Data listing:
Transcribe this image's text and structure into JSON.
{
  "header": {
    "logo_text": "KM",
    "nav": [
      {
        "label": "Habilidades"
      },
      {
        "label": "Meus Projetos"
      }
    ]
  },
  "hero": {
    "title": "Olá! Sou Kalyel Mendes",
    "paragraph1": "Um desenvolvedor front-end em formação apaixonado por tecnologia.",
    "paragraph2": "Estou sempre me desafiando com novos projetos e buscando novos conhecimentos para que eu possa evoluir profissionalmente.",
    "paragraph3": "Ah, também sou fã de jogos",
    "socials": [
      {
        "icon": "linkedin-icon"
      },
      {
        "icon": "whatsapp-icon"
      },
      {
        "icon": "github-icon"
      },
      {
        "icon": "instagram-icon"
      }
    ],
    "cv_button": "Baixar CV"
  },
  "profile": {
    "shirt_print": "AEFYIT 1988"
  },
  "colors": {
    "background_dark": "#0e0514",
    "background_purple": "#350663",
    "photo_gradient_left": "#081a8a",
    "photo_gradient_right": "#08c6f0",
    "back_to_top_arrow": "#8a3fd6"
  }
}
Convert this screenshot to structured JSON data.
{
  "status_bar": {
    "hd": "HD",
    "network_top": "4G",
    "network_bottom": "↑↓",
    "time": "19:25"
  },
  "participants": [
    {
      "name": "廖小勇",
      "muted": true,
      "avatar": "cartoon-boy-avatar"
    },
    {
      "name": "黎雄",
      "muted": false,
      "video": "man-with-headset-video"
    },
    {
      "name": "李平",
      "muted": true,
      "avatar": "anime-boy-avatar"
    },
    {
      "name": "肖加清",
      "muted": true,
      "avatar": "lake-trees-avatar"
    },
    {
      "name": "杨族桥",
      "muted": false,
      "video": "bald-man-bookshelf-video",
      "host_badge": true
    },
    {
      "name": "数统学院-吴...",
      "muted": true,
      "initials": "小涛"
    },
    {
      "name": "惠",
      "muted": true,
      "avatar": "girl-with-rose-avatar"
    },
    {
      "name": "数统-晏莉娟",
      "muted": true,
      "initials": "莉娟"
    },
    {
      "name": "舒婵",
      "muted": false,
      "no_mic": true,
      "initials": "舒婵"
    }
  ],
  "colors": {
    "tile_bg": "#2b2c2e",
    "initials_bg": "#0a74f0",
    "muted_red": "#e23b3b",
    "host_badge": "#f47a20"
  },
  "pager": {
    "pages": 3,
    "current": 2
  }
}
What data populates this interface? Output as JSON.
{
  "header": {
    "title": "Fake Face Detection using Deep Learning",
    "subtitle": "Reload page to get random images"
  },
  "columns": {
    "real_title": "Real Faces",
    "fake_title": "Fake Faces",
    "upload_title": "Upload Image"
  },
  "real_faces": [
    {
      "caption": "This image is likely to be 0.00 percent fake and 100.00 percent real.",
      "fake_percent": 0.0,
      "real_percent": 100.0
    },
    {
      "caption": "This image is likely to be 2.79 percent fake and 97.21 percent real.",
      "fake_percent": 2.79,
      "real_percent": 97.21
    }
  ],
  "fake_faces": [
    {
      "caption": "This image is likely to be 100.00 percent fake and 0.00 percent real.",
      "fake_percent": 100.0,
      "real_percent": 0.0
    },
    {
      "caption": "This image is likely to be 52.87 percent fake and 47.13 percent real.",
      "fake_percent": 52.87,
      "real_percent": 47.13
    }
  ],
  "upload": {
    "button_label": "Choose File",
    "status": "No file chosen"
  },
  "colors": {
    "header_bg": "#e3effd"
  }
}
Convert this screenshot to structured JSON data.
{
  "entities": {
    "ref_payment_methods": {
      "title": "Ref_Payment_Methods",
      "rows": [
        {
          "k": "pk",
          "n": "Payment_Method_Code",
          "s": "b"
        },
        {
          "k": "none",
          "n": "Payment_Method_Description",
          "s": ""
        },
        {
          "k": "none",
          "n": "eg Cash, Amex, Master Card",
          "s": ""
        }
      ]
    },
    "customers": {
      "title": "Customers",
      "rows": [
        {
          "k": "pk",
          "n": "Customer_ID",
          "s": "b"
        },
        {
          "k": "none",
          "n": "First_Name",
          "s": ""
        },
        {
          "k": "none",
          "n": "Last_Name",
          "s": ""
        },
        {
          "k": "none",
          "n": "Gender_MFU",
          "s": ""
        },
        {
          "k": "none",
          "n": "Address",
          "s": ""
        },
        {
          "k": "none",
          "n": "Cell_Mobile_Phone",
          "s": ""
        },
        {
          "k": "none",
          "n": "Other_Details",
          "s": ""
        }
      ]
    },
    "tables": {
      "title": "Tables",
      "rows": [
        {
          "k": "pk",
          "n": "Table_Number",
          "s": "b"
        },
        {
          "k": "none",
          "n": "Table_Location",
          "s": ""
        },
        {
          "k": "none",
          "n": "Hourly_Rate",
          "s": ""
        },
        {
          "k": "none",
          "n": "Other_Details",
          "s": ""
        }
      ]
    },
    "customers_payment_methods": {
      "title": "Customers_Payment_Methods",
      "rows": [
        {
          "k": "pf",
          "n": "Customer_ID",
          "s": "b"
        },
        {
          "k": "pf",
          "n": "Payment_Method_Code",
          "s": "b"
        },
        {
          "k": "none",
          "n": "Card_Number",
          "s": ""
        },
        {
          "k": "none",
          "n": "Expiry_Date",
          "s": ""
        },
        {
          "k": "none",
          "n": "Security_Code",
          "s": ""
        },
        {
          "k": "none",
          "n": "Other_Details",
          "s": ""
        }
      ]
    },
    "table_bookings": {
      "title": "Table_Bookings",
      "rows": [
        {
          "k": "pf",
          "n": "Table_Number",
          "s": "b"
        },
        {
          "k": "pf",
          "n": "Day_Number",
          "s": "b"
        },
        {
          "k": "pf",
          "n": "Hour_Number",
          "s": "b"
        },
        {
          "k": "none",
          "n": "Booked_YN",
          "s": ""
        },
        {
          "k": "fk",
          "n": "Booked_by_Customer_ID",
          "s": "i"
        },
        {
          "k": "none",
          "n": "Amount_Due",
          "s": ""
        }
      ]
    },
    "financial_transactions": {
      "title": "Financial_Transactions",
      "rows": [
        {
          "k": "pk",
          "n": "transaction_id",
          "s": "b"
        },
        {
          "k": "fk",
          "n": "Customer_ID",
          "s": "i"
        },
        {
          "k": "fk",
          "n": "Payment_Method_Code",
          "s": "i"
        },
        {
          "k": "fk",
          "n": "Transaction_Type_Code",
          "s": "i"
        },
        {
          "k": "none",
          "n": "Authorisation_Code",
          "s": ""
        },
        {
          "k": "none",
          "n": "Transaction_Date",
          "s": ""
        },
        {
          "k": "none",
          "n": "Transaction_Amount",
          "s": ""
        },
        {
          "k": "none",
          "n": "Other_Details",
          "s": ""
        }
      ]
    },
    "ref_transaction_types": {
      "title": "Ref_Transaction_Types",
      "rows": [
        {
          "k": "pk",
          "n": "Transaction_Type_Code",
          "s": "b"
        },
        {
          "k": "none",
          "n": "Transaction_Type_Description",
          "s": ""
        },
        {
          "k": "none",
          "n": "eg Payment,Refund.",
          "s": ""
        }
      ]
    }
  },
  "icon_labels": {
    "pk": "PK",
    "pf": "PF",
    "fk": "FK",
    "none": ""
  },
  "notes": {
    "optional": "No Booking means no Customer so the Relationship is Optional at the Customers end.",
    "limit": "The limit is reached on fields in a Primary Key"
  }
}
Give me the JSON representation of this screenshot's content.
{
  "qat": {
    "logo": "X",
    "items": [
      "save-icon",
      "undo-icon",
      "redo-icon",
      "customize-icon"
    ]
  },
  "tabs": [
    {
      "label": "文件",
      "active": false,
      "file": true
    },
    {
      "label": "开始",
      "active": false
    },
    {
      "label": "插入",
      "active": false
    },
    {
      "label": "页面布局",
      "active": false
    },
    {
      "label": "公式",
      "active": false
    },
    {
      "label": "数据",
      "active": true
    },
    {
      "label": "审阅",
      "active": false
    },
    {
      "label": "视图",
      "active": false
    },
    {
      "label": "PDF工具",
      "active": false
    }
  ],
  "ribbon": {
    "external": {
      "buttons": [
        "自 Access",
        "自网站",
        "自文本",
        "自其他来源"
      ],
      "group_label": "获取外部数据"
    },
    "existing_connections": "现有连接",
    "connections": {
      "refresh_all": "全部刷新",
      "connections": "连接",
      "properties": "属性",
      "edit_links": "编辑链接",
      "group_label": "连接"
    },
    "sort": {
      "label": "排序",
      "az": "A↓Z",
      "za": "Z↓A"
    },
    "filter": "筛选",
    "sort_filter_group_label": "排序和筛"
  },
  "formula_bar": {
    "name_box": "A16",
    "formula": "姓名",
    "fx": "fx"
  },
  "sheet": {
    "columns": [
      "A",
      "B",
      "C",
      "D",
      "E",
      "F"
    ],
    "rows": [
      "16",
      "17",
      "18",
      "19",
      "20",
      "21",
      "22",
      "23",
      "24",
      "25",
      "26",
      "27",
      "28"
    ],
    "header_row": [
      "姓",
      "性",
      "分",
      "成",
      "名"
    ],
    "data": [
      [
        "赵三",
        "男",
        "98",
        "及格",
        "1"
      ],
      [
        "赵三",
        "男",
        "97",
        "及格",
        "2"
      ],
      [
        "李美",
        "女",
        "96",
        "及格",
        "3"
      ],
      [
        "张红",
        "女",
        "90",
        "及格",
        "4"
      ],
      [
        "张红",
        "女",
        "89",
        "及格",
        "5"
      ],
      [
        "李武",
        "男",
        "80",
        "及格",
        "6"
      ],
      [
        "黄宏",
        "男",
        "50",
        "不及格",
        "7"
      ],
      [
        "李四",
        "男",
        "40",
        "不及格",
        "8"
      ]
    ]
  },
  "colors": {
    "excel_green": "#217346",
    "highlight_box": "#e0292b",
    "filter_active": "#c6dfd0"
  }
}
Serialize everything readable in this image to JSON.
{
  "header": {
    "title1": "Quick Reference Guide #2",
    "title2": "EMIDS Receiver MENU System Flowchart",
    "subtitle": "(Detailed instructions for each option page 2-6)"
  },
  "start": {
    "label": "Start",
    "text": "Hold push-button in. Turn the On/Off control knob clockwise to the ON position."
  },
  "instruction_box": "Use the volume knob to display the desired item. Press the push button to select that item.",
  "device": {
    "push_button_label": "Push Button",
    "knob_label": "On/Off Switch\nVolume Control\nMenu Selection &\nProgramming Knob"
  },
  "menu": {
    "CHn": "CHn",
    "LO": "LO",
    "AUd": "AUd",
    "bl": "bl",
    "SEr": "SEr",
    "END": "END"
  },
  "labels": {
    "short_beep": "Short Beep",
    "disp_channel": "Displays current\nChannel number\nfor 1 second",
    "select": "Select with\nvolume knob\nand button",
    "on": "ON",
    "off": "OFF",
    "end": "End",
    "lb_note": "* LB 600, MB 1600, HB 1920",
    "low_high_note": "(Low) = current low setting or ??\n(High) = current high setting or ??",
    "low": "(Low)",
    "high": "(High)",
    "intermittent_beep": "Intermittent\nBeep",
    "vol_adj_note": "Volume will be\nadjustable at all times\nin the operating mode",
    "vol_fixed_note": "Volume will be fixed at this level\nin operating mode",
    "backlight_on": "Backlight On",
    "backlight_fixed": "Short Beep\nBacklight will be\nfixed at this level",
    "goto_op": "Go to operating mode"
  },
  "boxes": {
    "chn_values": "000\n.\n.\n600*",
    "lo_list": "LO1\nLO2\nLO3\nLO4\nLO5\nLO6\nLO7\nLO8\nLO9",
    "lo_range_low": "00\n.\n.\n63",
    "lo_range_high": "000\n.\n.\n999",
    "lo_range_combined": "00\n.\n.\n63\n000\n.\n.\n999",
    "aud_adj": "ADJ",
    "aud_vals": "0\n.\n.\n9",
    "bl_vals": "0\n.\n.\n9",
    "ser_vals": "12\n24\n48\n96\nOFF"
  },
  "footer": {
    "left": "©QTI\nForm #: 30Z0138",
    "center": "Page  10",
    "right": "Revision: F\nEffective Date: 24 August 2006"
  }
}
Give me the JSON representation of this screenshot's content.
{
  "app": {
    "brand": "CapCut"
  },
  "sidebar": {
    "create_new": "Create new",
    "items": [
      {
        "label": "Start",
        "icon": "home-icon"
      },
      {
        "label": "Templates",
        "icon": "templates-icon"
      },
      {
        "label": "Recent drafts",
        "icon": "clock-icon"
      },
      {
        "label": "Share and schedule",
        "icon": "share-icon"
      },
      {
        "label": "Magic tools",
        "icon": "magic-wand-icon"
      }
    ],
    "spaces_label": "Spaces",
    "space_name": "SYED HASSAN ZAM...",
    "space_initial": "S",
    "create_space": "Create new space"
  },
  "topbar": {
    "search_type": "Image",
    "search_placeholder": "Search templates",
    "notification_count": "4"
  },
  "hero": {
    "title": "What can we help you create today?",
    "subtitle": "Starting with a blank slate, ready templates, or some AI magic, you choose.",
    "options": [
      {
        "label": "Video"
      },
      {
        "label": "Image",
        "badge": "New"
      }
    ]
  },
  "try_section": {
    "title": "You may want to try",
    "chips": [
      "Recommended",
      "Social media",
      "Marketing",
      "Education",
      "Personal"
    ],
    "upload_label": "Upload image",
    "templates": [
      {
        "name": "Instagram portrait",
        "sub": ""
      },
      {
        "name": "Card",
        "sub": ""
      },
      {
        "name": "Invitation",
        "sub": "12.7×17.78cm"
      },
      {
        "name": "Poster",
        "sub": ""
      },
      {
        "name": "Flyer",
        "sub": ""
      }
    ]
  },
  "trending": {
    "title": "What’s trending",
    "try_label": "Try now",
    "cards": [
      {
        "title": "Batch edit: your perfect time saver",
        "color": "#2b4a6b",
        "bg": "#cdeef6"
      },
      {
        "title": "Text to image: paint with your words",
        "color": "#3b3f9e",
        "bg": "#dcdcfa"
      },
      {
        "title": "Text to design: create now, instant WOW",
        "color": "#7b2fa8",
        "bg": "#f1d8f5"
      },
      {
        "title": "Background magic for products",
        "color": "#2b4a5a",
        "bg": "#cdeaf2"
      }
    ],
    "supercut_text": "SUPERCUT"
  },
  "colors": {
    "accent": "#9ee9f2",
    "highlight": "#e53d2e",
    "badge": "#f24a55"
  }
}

What is expected:
Copy every line above that holds the word "your".

Correct output:
        "title": "Batch edit: your perfect time saver",
        "title": "Text to image: paint with your words",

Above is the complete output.